Layout region records:
..........
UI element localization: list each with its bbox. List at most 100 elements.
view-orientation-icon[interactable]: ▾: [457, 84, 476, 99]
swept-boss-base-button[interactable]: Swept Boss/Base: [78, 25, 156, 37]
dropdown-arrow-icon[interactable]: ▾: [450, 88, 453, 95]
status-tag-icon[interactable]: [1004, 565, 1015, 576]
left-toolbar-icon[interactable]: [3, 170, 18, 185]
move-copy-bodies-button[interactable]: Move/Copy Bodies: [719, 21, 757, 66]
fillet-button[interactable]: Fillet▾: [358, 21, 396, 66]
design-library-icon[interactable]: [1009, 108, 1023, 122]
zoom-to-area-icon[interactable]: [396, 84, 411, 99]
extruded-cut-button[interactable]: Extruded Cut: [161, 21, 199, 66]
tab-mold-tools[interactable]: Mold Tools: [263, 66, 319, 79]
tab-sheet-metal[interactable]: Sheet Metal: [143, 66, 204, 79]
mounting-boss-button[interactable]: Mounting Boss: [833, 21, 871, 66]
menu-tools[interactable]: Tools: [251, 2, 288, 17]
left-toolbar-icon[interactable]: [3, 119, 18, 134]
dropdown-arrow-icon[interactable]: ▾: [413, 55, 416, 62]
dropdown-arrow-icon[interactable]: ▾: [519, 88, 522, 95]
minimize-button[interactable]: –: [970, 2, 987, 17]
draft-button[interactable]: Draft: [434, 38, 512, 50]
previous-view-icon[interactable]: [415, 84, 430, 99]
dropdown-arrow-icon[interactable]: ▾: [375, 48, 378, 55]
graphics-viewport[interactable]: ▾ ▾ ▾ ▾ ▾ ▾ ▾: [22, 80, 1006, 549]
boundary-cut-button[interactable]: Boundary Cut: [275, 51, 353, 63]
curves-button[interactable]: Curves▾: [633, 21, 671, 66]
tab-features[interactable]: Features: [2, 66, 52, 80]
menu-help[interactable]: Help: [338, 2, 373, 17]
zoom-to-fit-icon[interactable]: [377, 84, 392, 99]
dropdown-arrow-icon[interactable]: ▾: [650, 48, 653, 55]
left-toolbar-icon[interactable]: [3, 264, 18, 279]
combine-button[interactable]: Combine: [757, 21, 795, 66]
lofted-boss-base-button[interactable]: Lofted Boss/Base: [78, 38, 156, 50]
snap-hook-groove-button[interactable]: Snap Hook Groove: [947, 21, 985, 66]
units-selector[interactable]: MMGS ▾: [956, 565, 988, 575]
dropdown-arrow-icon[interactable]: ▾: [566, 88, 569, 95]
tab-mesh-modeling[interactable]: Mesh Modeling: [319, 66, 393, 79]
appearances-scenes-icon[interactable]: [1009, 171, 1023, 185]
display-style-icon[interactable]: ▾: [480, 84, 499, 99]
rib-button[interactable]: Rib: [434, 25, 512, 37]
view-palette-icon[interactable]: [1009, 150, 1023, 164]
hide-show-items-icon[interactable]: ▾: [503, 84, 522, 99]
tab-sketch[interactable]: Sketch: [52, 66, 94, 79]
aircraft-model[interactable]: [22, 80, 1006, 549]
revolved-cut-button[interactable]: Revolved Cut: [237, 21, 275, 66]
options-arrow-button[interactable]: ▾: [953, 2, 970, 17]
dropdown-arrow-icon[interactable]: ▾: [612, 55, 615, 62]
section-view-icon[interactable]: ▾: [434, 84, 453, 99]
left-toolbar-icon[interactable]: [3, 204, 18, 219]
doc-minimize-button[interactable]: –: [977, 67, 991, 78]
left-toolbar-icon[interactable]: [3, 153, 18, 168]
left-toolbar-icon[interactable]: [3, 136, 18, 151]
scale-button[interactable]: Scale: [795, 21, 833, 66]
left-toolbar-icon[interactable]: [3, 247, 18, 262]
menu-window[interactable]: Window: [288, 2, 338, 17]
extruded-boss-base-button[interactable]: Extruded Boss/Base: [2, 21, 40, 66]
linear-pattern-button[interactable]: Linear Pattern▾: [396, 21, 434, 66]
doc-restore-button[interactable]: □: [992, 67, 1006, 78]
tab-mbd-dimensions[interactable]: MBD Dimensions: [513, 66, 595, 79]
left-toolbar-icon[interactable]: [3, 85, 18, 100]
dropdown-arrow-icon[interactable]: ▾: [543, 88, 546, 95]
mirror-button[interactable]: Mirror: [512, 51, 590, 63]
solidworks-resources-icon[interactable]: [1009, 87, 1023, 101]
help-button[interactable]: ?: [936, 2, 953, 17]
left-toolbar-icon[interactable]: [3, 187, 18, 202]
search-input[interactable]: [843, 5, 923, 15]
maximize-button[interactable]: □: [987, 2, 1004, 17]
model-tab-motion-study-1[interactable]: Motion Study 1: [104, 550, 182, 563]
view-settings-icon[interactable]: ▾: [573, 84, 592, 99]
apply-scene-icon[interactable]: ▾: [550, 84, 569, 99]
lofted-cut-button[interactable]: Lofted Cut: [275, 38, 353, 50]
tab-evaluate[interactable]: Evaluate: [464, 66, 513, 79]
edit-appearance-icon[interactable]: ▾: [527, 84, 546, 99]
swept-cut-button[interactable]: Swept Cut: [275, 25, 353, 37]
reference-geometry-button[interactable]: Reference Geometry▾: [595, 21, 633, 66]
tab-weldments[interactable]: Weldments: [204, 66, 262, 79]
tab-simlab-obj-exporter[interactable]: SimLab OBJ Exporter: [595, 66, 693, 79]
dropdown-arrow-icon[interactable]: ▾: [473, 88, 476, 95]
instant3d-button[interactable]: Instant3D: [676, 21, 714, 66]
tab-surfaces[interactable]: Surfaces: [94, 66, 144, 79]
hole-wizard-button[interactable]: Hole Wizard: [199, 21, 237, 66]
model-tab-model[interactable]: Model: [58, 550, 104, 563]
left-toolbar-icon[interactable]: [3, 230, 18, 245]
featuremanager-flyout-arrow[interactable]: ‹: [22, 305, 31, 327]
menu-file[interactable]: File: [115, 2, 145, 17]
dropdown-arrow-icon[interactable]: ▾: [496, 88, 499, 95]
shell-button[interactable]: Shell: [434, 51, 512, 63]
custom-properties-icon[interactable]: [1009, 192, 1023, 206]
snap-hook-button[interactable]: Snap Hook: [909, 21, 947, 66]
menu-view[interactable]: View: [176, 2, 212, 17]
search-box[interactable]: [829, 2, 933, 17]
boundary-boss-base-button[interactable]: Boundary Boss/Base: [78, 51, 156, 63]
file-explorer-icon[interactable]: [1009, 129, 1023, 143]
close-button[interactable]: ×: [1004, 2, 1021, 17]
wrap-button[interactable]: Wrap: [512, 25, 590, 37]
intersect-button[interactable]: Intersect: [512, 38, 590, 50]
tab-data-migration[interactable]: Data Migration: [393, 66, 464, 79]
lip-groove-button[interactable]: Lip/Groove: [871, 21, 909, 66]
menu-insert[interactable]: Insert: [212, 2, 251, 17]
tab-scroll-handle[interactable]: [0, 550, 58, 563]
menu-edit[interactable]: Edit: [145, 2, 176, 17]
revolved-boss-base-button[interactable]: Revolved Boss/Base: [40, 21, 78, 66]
..........
*Task to complete:* Rewrite all the records, switching every "left-toolbar-icon" to "side-toolbar-icon" and leaving everything else unchanged.

*Written response:*
UI element localization: list each with its bbox. List at most 100 elements.
view-orientation-icon[interactable]: ▾: [457, 84, 476, 99]
swept-boss-base-button[interactable]: Swept Boss/Base: [78, 25, 156, 37]
dropdown-arrow-icon[interactable]: ▾: [450, 88, 453, 95]
status-tag-icon[interactable]: [1004, 565, 1015, 576]
side-toolbar-icon[interactable]: [3, 170, 18, 185]
move-copy-bodies-button[interactable]: Move/Copy Bodies: [719, 21, 757, 66]
fillet-button[interactable]: Fillet▾: [358, 21, 396, 66]
design-library-icon[interactable]: [1009, 108, 1023, 122]
zoom-to-area-icon[interactable]: [396, 84, 411, 99]
extruded-cut-button[interactable]: Extruded Cut: [161, 21, 199, 66]
tab-mold-tools[interactable]: Mold Tools: [263, 66, 319, 79]
tab-sheet-metal[interactable]: Sheet Metal: [143, 66, 204, 79]
mounting-boss-button[interactable]: Mounting Boss: [833, 21, 871, 66]
menu-tools[interactable]: Tools: [251, 2, 288, 17]
side-toolbar-icon[interactable]: [3, 119, 18, 134]
dropdown-arrow-icon[interactable]: ▾: [413, 55, 416, 62]
dropdown-arrow-icon[interactable]: ▾: [519, 88, 522, 95]
minimize-button[interactable]: –: [970, 2, 987, 17]
draft-button[interactable]: Draft: [434, 38, 512, 50]
previous-view-icon[interactable]: [415, 84, 430, 99]
dropdown-arrow-icon[interactable]: ▾: [375, 48, 378, 55]
graphics-viewport[interactable]: ▾ ▾ ▾ ▾ ▾ ▾ ▾: [22, 80, 1006, 549]
boundary-cut-button[interactable]: Boundary Cut: [275, 51, 353, 63]
curves-button[interactable]: Curves▾: [633, 21, 671, 66]
tab-features[interactable]: Features: [2, 66, 52, 80]
menu-help[interactable]: Help: [338, 2, 373, 17]
zoom-to-fit-icon[interactable]: [377, 84, 392, 99]
dropdown-arrow-icon[interactable]: ▾: [650, 48, 653, 55]
side-toolbar-icon[interactable]: [3, 264, 18, 279]
combine-button[interactable]: Combine: [757, 21, 795, 66]
lofted-boss-base-button[interactable]: Lofted Boss/Base: [78, 38, 156, 50]
snap-hook-groove-button[interactable]: Snap Hook Groove: [947, 21, 985, 66]
units-selector[interactable]: MMGS ▾: [956, 565, 988, 575]
dropdown-arrow-icon[interactable]: ▾: [566, 88, 569, 95]
tab-mesh-modeling[interactable]: Mesh Modeling: [319, 66, 393, 79]
appearances-scenes-icon[interactable]: [1009, 171, 1023, 185]
display-style-icon[interactable]: ▾: [480, 84, 499, 99]
rib-button[interactable]: Rib: [434, 25, 512, 37]
view-palette-icon[interactable]: [1009, 150, 1023, 164]
hide-show-items-icon[interactable]: ▾: [503, 84, 522, 99]
tab-sketch[interactable]: Sketch: [52, 66, 94, 79]
aircraft-model[interactable]: [22, 80, 1006, 549]
revolved-cut-button[interactable]: Revolved Cut: [237, 21, 275, 66]
options-arrow-button[interactable]: ▾: [953, 2, 970, 17]
dropdown-arrow-icon[interactable]: ▾: [612, 55, 615, 62]
section-view-icon[interactable]: ▾: [434, 84, 453, 99]
side-toolbar-icon[interactable]: [3, 204, 18, 219]
doc-minimize-button[interactable]: –: [977, 67, 991, 78]
side-toolbar-icon[interactable]: [3, 153, 18, 168]
side-toolbar-icon[interactable]: [3, 136, 18, 151]
scale-button[interactable]: Scale: [795, 21, 833, 66]
side-toolbar-icon[interactable]: [3, 247, 18, 262]
menu-window[interactable]: Window: [288, 2, 338, 17]
extruded-boss-base-button[interactable]: Extruded Boss/Base: [2, 21, 40, 66]
linear-pattern-button[interactable]: Linear Pattern▾: [396, 21, 434, 66]
doc-restore-button[interactable]: □: [992, 67, 1006, 78]
tab-mbd-dimensions[interactable]: MBD Dimensions: [513, 66, 595, 79]
side-toolbar-icon[interactable]: [3, 85, 18, 100]
dropdown-arrow-icon[interactable]: ▾: [543, 88, 546, 95]
mirror-button[interactable]: Mirror: [512, 51, 590, 63]
solidworks-resources-icon[interactable]: [1009, 87, 1023, 101]
help-button[interactable]: ?: [936, 2, 953, 17]
side-toolbar-icon[interactable]: [3, 187, 18, 202]
search-input[interactable]: [843, 5, 923, 15]
maximize-button[interactable]: □: [987, 2, 1004, 17]
model-tab-motion-study-1[interactable]: Motion Study 1: [104, 550, 182, 563]
view-settings-icon[interactable]: ▾: [573, 84, 592, 99]
apply-scene-icon[interactable]: ▾: [550, 84, 569, 99]
lofted-cut-button[interactable]: Lofted Cut: [275, 38, 353, 50]
tab-evaluate[interactable]: Evaluate: [464, 66, 513, 79]
edit-appearance-icon[interactable]: ▾: [527, 84, 546, 99]
swept-cut-button[interactable]: Swept Cut: [275, 25, 353, 37]
reference-geometry-button[interactable]: Reference Geometry▾: [595, 21, 633, 66]
tab-weldments[interactable]: Weldments: [204, 66, 262, 79]
tab-simlab-obj-exporter[interactable]: SimLab OBJ Exporter: [595, 66, 693, 79]
dropdown-arrow-icon[interactable]: ▾: [473, 88, 476, 95]
instant3d-button[interactable]: Instant3D: [676, 21, 714, 66]
tab-surfaces[interactable]: Surfaces: [94, 66, 144, 79]
hole-wizard-button[interactable]: Hole Wizard: [199, 21, 237, 66]
model-tab-model[interactable]: Model: [58, 550, 104, 563]
side-toolbar-icon[interactable]: [3, 230, 18, 245]
featuremanager-flyout-arrow[interactable]: ‹: [22, 305, 31, 327]
menu-file[interactable]: File: [115, 2, 145, 17]
dropdown-arrow-icon[interactable]: ▾: [496, 88, 499, 95]
shell-button[interactable]: Shell: [434, 51, 512, 63]
custom-properties-icon[interactable]: [1009, 192, 1023, 206]
snap-hook-button[interactable]: Snap Hook: [909, 21, 947, 66]
menu-view[interactable]: View: [176, 2, 212, 17]
search-box[interactable]: [829, 2, 933, 17]
boundary-boss-base-button[interactable]: Boundary Boss/Base: [78, 51, 156, 63]
file-explorer-icon[interactable]: [1009, 129, 1023, 143]
close-button[interactable]: ×: [1004, 2, 1021, 17]
wrap-button[interactable]: Wrap: [512, 25, 590, 37]
intersect-button[interactable]: Intersect: [512, 38, 590, 50]
tab-data-migration[interactable]: Data Migration: [393, 66, 464, 79]
lip-groove-button[interactable]: Lip/Groove: [871, 21, 909, 66]
menu-insert[interactable]: Insert: [212, 2, 251, 17]
tab-scroll-handle[interactable]: [0, 550, 58, 563]
menu-edit[interactable]: Edit: [145, 2, 176, 17]
revolved-boss-base-button[interactable]: Revolved Boss/Base: [40, 21, 78, 66]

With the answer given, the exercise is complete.